__LISTED ENTRIES__.

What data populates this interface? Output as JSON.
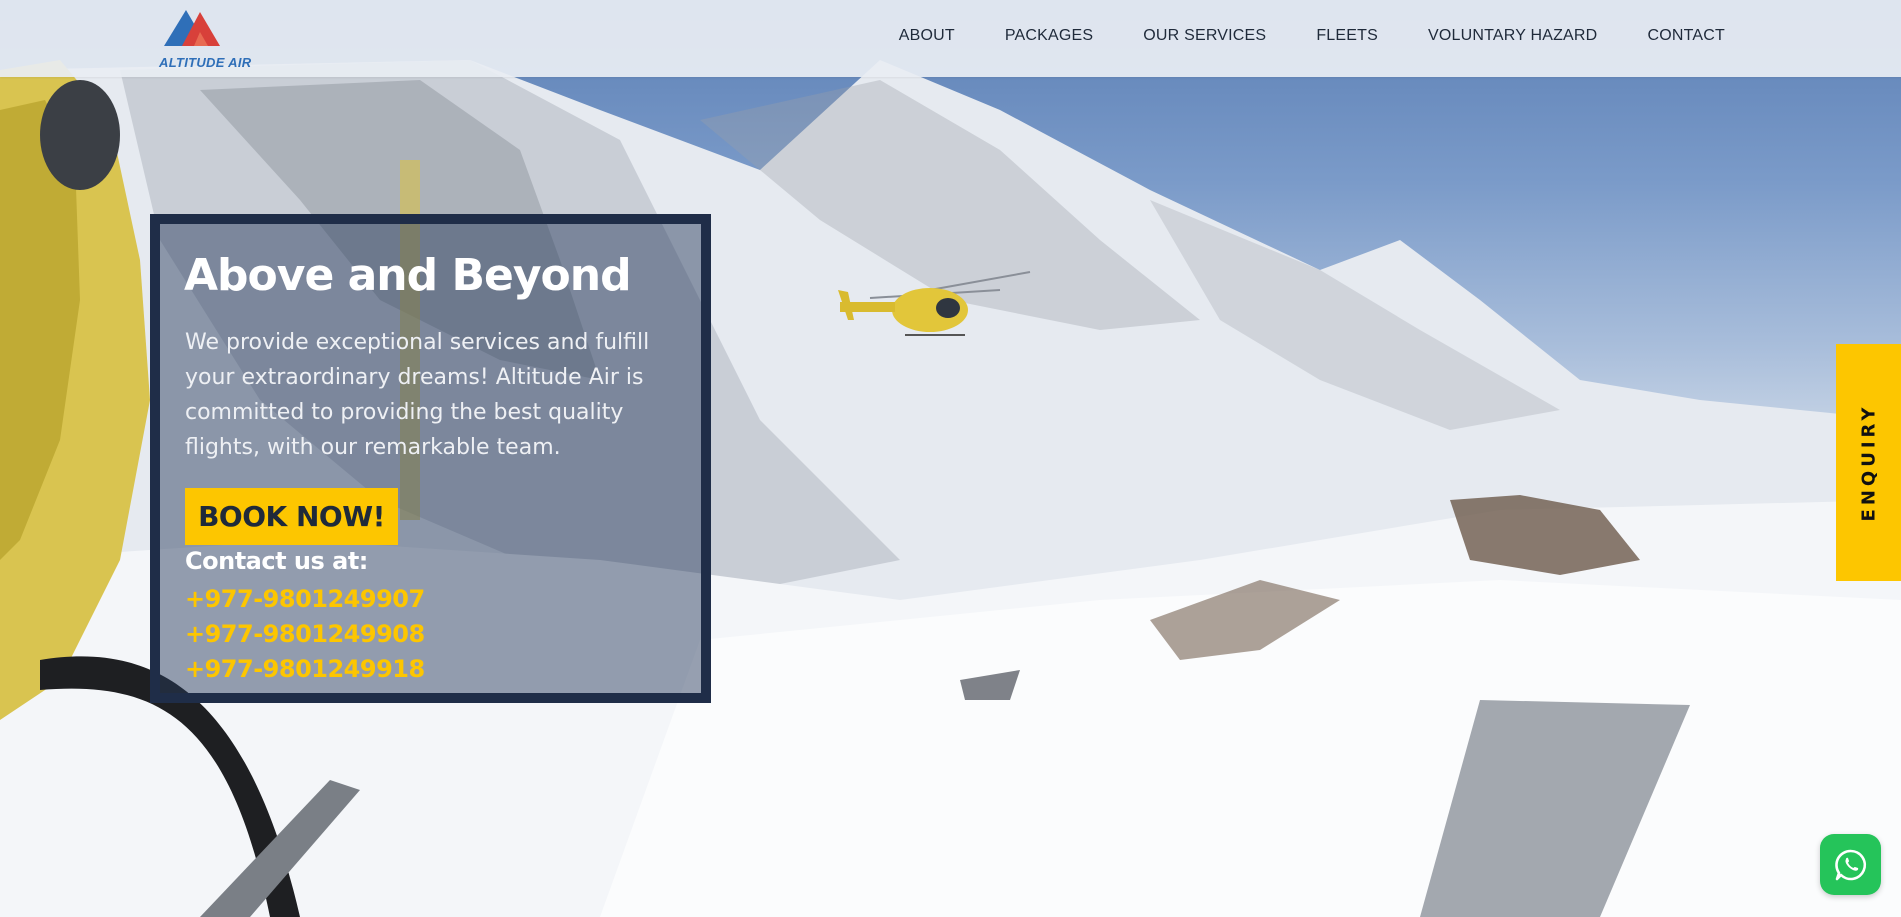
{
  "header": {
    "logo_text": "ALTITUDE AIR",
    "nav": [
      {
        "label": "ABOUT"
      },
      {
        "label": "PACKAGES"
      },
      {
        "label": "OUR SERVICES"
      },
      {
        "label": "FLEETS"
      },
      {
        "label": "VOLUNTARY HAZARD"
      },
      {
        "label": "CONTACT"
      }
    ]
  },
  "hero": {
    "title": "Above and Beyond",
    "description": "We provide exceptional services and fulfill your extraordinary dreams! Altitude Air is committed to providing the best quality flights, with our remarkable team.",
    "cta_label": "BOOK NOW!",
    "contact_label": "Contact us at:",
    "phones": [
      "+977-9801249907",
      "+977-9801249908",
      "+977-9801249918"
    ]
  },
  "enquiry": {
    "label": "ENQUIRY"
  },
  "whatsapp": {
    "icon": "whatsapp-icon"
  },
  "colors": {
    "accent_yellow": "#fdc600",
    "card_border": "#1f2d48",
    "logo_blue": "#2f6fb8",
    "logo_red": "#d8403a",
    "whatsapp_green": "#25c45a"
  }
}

__WHAT THE TASK REQUIRES__.
Copy out each line word for word, please, skipping the images.

__EXPECTED OUTPUT__.
What data populates this interface? Output as JSON.
{
  "header": {
    "logo_text": "ALTITUDE AIR",
    "nav": [
      {
        "label": "ABOUT"
      },
      {
        "label": "PACKAGES"
      },
      {
        "label": "OUR SERVICES"
      },
      {
        "label": "FLEETS"
      },
      {
        "label": "VOLUNTARY HAZARD"
      },
      {
        "label": "CONTACT"
      }
    ]
  },
  "hero": {
    "title": "Above and Beyond",
    "description": "We provide exceptional services and fulfill your extraordinary dreams! Altitude Air is committed to providing the best quality flights, with our remarkable team.",
    "cta_label": "BOOK NOW!",
    "contact_label": "Contact us at:",
    "phones": [
      "+977-9801249907",
      "+977-9801249908",
      "+977-9801249918"
    ]
  },
  "enquiry": {
    "label": "ENQUIRY"
  },
  "whatsapp": {
    "icon": "whatsapp-icon"
  },
  "colors": {
    "accent_yellow": "#fdc600",
    "card_border": "#1f2d48",
    "logo_blue": "#2f6fb8",
    "logo_red": "#d8403a",
    "whatsapp_green": "#25c45a"
  }
}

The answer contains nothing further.